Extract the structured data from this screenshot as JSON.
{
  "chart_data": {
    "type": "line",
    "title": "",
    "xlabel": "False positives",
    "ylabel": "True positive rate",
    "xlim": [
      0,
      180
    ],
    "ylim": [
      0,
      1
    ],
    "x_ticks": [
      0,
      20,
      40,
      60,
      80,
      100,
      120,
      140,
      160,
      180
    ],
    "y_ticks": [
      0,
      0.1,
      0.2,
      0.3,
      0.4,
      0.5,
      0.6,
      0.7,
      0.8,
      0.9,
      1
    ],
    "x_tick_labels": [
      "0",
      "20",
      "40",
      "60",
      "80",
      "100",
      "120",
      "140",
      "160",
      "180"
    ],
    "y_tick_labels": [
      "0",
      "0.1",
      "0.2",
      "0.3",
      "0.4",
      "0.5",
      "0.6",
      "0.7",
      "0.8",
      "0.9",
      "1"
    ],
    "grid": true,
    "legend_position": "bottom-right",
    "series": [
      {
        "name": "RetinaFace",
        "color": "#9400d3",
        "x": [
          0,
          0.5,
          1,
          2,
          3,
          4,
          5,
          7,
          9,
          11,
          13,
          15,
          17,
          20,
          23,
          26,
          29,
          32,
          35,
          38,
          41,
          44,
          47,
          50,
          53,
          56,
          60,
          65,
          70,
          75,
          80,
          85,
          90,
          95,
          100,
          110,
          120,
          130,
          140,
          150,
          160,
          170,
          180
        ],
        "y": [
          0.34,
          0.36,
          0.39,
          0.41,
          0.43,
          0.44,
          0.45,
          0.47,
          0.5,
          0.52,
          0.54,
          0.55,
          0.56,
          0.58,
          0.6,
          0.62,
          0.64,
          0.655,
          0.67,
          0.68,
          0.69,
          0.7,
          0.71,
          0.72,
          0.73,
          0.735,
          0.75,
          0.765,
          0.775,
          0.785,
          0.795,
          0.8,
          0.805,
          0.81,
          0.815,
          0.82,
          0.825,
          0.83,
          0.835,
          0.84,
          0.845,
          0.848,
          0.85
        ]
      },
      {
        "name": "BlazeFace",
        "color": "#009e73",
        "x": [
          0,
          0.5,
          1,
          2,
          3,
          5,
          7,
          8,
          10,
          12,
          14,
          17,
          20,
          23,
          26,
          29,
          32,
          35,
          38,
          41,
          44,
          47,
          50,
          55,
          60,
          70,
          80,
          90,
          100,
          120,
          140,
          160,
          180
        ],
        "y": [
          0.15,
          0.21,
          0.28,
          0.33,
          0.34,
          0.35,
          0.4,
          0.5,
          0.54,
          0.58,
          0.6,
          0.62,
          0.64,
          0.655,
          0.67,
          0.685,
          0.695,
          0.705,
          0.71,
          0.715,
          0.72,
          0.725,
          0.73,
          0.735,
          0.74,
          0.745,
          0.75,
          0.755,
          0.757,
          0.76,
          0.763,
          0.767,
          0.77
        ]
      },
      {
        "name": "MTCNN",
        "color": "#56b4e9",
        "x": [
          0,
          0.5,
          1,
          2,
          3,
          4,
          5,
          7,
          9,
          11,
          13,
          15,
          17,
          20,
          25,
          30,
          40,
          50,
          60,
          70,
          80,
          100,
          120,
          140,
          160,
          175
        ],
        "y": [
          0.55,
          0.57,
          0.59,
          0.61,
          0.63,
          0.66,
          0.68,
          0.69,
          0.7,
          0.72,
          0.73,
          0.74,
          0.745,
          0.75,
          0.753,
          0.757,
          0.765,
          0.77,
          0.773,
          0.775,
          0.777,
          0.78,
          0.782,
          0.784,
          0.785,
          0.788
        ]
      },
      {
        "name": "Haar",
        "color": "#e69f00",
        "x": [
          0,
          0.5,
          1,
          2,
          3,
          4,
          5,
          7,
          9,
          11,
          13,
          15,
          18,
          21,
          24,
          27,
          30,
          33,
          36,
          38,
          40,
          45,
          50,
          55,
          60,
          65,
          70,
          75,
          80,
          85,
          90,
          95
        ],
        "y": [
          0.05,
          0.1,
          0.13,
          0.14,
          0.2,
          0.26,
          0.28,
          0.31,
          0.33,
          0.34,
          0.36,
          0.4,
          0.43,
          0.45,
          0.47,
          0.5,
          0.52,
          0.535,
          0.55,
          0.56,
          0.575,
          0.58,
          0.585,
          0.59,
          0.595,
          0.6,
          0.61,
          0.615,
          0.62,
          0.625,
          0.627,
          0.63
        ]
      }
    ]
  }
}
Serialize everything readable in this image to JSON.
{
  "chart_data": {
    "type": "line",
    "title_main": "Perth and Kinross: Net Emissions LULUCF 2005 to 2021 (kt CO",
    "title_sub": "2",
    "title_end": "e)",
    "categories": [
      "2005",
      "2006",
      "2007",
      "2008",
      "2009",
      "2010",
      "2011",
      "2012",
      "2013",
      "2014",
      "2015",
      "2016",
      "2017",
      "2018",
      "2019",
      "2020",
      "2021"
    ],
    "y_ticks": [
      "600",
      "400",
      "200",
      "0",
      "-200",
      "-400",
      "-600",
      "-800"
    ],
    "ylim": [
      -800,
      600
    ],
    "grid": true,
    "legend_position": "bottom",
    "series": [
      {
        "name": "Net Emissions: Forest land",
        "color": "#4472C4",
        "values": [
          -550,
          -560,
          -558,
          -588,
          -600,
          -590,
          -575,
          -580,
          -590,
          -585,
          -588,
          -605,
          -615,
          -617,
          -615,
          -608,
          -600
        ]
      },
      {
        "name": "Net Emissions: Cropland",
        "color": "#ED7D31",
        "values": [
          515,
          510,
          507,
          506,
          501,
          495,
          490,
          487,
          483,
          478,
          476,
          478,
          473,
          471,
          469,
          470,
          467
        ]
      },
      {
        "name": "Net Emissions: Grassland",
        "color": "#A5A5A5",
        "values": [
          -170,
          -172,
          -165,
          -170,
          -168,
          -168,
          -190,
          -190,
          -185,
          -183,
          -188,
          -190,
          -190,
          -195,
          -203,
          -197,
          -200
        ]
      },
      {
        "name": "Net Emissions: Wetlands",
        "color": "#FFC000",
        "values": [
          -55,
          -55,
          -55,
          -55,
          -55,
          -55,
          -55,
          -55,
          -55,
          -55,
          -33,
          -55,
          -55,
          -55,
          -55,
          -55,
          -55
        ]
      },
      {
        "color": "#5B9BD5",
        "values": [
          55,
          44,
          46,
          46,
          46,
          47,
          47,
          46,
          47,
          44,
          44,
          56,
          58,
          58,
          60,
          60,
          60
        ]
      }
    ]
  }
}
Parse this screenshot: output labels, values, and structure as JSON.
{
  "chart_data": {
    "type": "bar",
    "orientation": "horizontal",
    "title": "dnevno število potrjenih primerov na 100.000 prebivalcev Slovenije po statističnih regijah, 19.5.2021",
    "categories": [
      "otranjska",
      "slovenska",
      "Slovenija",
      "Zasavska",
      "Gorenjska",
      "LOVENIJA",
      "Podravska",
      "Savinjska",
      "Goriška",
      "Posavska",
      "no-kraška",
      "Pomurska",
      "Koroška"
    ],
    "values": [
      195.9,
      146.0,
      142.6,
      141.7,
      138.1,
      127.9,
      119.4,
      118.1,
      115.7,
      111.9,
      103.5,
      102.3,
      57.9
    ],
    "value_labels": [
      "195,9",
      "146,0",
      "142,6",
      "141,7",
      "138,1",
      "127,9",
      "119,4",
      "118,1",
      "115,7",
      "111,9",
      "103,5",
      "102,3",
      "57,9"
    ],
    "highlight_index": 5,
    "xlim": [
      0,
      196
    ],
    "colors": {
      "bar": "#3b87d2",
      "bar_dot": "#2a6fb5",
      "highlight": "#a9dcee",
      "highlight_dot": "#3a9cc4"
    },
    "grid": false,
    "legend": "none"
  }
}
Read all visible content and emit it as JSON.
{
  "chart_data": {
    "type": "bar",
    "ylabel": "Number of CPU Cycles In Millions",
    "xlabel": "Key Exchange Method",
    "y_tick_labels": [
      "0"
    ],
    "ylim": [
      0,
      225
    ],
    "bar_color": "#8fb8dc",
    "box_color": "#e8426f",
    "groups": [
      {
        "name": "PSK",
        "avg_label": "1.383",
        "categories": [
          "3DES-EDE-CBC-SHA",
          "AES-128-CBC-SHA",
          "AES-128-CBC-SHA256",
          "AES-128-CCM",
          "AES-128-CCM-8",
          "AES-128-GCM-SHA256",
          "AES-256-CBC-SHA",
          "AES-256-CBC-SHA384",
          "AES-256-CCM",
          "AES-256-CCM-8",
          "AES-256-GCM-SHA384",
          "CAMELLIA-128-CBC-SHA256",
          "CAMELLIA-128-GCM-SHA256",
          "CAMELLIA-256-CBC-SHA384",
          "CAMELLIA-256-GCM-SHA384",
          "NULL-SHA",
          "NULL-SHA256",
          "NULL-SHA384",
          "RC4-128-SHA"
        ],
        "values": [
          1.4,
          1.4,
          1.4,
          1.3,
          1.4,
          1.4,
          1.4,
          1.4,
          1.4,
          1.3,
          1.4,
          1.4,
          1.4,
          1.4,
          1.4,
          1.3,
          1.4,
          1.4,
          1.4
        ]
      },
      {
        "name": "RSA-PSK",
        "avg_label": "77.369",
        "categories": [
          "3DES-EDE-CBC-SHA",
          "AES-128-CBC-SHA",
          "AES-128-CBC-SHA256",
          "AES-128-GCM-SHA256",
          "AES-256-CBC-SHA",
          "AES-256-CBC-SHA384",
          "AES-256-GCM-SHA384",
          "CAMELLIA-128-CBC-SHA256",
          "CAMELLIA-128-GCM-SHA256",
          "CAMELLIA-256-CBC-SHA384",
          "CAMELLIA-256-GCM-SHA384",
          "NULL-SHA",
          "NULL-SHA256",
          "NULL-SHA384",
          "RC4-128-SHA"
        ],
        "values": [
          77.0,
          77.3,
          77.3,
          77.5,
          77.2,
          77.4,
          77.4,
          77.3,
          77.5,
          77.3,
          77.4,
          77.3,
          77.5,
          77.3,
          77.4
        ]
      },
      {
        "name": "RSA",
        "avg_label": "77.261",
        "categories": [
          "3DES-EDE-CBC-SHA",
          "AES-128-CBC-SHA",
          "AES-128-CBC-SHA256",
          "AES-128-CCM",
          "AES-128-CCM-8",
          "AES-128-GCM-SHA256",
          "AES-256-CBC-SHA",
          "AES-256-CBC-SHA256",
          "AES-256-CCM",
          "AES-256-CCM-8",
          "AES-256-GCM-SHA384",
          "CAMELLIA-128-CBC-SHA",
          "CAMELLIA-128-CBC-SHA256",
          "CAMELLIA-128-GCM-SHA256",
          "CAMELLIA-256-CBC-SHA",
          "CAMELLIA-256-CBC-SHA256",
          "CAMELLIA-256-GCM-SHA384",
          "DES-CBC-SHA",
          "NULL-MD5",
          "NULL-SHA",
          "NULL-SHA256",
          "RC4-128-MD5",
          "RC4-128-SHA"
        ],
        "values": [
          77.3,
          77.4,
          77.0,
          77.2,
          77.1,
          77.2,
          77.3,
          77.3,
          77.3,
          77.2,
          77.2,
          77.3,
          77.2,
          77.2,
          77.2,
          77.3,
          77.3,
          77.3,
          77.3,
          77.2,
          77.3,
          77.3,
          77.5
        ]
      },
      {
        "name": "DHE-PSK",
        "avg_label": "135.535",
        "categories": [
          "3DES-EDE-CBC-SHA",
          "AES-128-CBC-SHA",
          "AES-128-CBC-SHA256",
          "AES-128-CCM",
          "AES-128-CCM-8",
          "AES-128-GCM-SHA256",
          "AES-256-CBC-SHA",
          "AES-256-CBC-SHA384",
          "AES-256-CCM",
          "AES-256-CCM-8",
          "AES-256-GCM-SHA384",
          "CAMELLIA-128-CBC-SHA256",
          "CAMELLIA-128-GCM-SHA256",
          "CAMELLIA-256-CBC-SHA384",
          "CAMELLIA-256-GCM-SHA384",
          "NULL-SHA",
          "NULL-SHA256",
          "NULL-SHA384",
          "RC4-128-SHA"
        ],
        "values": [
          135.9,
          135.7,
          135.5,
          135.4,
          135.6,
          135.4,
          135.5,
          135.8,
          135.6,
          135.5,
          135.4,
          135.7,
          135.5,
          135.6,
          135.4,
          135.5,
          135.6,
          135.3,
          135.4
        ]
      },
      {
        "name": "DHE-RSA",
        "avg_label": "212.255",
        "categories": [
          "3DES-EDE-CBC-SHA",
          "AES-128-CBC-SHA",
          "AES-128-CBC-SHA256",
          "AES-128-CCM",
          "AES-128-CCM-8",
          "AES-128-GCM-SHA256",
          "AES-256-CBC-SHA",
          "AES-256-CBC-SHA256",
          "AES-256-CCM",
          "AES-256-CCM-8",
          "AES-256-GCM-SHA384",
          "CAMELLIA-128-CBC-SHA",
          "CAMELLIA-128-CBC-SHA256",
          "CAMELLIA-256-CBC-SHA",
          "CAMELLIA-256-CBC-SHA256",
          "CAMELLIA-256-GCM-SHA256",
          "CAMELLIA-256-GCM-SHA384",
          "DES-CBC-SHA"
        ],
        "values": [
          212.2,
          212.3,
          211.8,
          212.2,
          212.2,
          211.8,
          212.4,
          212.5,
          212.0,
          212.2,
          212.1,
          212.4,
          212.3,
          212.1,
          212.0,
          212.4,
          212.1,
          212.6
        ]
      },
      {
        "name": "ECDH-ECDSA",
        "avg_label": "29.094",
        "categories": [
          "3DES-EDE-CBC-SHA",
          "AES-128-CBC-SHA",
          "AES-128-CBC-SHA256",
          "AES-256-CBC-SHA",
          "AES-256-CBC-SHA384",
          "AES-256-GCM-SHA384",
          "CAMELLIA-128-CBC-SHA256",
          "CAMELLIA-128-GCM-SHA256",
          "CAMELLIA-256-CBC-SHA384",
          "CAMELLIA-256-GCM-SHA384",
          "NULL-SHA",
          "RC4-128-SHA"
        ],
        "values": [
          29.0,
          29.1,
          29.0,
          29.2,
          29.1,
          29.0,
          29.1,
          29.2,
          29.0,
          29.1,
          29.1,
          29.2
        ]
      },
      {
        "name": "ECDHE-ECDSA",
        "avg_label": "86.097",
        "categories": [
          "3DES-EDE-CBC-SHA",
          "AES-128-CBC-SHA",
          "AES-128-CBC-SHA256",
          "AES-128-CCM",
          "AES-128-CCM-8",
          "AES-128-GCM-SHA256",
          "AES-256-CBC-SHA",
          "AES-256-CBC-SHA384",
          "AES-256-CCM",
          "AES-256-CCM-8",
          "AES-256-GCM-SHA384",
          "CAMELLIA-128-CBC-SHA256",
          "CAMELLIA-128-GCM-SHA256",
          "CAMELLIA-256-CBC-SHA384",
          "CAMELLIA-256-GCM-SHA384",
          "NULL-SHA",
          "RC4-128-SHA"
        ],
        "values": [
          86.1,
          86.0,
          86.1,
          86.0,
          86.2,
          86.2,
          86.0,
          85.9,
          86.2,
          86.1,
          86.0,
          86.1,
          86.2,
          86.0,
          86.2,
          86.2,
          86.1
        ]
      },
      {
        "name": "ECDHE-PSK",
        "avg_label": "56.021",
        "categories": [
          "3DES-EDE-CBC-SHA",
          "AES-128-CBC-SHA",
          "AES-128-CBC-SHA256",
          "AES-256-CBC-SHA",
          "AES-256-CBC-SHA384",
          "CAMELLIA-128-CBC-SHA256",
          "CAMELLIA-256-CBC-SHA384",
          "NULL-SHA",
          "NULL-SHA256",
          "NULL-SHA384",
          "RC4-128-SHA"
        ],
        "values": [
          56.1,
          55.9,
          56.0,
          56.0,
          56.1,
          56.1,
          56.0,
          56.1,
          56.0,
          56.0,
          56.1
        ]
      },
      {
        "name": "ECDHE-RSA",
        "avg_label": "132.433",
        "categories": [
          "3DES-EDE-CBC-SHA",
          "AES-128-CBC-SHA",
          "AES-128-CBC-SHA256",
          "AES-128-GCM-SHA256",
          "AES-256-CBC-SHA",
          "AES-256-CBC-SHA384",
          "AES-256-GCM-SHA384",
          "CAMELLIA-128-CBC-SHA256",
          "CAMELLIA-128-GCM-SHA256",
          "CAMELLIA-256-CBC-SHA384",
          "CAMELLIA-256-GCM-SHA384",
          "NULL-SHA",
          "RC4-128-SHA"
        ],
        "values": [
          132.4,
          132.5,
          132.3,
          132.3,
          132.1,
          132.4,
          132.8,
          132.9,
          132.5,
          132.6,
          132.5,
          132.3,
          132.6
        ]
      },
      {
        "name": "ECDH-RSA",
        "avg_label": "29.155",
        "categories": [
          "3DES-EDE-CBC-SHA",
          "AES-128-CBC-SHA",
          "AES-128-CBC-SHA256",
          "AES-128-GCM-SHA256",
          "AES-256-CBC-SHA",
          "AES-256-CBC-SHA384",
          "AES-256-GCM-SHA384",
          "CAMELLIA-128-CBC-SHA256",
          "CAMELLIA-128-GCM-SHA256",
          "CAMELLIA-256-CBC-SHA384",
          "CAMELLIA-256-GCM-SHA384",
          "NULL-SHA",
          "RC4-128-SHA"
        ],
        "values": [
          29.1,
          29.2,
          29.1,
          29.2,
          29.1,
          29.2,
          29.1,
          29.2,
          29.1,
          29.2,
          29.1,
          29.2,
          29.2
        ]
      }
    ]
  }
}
+---+
### Task to complete
Tally the lines of the material above that contain the word "JSON" and report the total alone.

### Task solution
4